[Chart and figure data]
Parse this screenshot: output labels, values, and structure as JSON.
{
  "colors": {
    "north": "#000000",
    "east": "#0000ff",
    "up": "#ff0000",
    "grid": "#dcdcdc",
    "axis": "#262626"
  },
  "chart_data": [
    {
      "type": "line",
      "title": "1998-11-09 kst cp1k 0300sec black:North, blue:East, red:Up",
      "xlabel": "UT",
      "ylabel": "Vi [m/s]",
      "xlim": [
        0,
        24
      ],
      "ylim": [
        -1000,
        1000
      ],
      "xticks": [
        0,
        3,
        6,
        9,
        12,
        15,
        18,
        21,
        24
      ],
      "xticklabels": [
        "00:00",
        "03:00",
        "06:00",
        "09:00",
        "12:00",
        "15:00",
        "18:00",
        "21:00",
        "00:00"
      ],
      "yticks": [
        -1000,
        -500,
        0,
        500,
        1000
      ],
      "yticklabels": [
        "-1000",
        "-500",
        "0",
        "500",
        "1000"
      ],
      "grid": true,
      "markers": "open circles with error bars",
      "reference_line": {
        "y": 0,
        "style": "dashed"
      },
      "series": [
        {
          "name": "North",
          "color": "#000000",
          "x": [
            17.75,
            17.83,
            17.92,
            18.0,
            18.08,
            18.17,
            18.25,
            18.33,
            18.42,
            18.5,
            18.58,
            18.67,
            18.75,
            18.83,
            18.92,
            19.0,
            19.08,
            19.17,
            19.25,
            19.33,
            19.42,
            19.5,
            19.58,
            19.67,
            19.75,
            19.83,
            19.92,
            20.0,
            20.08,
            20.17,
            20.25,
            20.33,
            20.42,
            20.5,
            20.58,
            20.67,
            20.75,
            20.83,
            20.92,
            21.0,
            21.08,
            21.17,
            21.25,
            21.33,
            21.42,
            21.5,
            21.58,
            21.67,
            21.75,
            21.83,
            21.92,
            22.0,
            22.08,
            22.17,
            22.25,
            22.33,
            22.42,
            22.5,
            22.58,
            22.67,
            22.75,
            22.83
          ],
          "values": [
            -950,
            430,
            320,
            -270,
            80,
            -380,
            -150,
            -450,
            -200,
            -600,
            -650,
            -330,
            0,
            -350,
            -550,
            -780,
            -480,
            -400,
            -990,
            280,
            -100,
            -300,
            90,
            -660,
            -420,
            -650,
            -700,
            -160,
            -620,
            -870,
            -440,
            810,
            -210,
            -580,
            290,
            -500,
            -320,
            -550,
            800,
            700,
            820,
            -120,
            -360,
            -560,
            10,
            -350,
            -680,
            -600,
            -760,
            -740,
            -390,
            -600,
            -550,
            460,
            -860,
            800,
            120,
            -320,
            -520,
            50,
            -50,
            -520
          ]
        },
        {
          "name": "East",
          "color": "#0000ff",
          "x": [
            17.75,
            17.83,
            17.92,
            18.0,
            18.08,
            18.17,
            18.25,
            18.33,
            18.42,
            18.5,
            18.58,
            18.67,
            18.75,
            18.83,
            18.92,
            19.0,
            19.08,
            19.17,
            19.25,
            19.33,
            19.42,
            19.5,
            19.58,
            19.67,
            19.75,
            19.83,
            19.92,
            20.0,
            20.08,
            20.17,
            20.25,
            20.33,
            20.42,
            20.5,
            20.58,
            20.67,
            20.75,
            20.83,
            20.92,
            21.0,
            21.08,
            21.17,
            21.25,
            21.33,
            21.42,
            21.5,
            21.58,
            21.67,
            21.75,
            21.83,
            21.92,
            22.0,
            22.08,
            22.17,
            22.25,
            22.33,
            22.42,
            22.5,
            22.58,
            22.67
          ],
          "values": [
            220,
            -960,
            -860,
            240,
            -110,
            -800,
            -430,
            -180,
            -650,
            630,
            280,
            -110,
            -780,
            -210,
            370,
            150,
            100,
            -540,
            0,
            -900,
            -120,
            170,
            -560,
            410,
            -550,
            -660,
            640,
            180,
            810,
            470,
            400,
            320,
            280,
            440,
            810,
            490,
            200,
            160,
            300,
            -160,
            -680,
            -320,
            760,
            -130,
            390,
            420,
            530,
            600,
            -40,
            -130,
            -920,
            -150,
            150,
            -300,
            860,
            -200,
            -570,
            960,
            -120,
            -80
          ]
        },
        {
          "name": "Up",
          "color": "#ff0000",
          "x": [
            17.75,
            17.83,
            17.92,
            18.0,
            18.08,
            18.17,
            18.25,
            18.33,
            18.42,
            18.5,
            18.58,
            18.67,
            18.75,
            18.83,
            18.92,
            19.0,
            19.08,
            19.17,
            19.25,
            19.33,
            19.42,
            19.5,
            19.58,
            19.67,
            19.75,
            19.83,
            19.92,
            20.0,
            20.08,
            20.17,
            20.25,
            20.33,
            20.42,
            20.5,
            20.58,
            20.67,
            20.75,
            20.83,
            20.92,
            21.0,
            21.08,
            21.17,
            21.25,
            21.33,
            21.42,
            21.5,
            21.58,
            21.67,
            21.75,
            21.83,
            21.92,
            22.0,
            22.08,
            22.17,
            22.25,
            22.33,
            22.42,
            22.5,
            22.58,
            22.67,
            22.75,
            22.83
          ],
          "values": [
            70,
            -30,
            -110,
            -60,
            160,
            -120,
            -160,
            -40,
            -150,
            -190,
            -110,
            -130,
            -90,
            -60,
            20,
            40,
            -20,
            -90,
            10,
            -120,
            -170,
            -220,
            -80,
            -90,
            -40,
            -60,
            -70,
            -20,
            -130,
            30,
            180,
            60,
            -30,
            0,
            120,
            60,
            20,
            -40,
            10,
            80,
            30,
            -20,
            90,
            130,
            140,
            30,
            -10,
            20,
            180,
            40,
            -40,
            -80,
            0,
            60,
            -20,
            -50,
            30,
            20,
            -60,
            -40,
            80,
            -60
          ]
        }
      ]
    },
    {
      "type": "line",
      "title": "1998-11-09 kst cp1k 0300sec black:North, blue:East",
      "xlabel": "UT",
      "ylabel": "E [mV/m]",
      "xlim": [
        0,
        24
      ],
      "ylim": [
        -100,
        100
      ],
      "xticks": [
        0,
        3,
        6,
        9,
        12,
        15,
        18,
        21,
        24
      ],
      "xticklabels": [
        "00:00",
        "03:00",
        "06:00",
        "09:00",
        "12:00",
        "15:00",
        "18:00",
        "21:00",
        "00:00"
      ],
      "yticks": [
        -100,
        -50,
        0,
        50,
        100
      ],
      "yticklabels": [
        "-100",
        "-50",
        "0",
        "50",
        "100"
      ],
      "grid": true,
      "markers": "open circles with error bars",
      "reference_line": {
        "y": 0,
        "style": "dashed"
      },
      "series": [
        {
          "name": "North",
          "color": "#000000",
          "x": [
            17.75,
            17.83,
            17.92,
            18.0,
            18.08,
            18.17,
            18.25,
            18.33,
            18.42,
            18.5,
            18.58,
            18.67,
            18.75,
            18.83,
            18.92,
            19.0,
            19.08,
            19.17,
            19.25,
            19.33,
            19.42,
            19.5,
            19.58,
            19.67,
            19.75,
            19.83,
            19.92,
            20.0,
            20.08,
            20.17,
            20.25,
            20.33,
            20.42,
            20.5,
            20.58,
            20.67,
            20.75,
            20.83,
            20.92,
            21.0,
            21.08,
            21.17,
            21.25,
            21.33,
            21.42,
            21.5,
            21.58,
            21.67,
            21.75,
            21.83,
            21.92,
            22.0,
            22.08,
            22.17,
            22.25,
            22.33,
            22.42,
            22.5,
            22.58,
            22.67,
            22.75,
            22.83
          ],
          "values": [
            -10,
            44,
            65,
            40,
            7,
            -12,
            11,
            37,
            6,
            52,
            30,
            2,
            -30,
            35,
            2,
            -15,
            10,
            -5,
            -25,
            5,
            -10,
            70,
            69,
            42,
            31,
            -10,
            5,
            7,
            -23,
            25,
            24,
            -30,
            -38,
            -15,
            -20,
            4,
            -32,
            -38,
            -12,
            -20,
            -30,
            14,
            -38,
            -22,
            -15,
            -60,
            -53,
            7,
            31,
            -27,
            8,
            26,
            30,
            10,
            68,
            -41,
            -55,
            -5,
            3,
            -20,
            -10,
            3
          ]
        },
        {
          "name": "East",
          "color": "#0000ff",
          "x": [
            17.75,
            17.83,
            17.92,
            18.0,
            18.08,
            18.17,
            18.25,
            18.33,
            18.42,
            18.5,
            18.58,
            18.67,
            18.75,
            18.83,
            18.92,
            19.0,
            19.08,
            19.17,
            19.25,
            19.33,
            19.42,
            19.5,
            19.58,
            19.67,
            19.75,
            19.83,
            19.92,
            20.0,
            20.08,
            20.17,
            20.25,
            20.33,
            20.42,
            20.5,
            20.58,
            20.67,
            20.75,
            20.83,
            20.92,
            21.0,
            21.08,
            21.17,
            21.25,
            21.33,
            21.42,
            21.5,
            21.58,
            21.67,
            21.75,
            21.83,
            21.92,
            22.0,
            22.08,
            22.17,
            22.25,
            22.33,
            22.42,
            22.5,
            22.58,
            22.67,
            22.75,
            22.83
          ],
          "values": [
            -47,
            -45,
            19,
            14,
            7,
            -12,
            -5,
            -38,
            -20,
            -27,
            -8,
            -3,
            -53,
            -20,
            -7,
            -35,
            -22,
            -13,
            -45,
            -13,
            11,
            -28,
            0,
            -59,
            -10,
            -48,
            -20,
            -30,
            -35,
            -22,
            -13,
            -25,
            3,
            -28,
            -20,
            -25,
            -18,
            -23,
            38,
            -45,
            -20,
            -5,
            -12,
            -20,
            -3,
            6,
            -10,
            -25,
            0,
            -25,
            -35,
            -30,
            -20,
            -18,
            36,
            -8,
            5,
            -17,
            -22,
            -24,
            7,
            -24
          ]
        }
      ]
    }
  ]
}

* * *

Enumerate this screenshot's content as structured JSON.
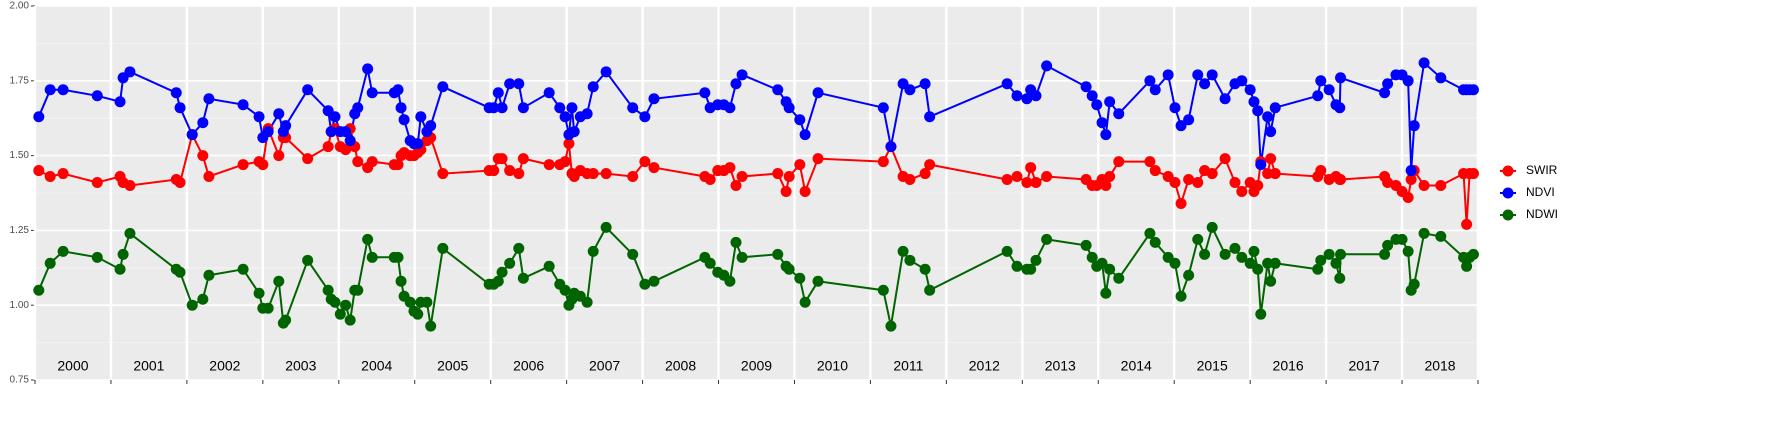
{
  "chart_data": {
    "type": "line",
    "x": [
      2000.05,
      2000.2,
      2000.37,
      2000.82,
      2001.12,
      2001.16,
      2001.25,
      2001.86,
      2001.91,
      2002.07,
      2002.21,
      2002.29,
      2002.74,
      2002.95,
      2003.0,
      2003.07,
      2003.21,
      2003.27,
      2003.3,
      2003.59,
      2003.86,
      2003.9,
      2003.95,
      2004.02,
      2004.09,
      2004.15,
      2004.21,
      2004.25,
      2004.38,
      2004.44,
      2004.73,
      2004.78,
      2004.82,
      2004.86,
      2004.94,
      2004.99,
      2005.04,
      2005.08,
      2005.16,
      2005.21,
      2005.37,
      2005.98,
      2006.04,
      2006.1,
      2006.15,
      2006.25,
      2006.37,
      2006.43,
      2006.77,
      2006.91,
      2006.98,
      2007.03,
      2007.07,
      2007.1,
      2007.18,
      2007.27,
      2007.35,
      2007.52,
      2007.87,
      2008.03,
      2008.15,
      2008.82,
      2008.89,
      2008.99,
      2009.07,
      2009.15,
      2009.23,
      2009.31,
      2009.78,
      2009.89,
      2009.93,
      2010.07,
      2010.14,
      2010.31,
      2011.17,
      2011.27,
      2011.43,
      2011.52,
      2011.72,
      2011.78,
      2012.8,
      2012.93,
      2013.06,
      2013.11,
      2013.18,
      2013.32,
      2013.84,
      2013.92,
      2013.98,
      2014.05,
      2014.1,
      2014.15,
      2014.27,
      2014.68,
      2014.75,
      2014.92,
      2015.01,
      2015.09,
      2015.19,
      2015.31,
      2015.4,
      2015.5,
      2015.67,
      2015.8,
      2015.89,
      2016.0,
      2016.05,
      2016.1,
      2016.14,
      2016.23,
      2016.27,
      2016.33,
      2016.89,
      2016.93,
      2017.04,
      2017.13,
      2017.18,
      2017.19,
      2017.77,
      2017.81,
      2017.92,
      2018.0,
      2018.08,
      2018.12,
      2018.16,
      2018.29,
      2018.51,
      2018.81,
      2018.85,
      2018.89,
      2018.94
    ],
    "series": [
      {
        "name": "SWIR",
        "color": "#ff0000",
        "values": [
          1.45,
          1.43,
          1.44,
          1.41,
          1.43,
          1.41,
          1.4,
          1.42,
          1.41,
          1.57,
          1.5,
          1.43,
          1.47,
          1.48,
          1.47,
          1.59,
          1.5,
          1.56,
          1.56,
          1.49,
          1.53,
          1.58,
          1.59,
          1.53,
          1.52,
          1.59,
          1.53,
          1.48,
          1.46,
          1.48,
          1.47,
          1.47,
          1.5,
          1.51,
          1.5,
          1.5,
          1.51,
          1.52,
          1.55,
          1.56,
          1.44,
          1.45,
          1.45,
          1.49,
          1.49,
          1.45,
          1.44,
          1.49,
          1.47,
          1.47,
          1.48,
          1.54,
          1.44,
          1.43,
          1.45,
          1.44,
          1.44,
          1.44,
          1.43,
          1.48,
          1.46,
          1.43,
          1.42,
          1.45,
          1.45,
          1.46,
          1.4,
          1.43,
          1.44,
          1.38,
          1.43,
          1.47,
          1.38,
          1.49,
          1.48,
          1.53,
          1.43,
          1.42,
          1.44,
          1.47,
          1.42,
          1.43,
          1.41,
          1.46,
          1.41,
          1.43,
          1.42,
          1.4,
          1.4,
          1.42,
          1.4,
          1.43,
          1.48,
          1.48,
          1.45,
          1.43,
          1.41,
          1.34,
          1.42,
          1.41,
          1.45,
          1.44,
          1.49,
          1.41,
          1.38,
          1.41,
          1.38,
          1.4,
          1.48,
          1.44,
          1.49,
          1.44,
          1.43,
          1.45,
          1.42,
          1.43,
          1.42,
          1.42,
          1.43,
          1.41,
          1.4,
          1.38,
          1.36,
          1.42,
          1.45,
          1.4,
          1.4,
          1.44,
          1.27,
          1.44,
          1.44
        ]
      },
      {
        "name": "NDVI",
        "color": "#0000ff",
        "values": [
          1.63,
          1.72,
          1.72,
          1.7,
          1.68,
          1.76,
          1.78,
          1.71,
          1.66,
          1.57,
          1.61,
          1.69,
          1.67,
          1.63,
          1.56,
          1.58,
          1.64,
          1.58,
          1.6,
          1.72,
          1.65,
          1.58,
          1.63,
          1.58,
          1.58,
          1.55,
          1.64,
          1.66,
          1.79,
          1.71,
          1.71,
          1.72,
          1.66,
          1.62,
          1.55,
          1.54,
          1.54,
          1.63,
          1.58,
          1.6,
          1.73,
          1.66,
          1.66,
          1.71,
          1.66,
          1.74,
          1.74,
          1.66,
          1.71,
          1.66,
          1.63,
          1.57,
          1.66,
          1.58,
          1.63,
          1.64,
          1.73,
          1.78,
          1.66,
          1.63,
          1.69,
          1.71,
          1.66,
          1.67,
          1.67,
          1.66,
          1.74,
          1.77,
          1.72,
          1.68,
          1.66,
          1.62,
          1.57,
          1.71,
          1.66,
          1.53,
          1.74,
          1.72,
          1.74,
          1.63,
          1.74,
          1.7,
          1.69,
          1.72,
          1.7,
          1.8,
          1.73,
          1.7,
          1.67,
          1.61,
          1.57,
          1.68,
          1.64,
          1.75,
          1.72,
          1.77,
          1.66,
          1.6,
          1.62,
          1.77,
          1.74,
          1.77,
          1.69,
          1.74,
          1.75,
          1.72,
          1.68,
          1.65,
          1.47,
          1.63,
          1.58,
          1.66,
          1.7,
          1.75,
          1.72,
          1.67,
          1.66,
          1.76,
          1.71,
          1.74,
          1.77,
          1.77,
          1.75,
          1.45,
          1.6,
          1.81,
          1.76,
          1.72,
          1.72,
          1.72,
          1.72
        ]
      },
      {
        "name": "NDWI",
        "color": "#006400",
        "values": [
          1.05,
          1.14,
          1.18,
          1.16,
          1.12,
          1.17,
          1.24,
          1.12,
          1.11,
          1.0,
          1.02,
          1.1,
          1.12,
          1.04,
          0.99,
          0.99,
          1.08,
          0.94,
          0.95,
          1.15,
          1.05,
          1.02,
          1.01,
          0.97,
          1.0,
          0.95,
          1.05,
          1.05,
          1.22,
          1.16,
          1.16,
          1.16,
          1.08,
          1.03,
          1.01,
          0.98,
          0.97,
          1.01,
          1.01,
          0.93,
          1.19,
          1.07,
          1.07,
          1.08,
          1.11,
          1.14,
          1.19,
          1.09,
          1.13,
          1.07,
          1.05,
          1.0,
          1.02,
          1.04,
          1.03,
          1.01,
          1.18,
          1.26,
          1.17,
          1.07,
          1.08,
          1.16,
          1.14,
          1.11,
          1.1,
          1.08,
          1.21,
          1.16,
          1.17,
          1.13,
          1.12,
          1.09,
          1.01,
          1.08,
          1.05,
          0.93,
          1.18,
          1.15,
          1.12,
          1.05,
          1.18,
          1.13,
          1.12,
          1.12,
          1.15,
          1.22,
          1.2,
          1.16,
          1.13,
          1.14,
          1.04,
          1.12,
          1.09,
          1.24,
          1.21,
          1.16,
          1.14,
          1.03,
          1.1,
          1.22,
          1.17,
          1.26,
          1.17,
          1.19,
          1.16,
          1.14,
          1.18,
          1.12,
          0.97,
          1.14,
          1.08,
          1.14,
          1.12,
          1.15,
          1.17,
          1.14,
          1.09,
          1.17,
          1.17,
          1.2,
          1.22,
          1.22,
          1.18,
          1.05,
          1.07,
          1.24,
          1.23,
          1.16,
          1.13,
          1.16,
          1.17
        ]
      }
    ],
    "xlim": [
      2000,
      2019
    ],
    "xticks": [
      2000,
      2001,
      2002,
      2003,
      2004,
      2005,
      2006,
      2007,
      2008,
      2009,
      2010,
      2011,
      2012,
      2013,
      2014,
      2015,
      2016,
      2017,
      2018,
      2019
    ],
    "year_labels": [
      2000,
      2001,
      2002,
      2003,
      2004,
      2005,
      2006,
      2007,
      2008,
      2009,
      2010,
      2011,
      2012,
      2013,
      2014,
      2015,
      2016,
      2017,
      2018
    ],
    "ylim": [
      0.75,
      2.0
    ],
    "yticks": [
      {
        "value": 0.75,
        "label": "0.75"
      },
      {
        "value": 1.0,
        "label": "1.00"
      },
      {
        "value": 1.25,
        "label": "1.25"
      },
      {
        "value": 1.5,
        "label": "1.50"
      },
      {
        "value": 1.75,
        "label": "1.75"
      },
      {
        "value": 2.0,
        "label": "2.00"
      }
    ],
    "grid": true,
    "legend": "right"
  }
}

**WHAT NEEDS TO BE DONE:** In the lines above, find each one with "name" and list it.

**TASK RESULT:**
          "name": "North",
          "name": "East",
          "name": "Up",
          "name": "North",
          "name": "East",
        "name": "SWIR",
        "name": "NDVI",
        "name": "NDWI",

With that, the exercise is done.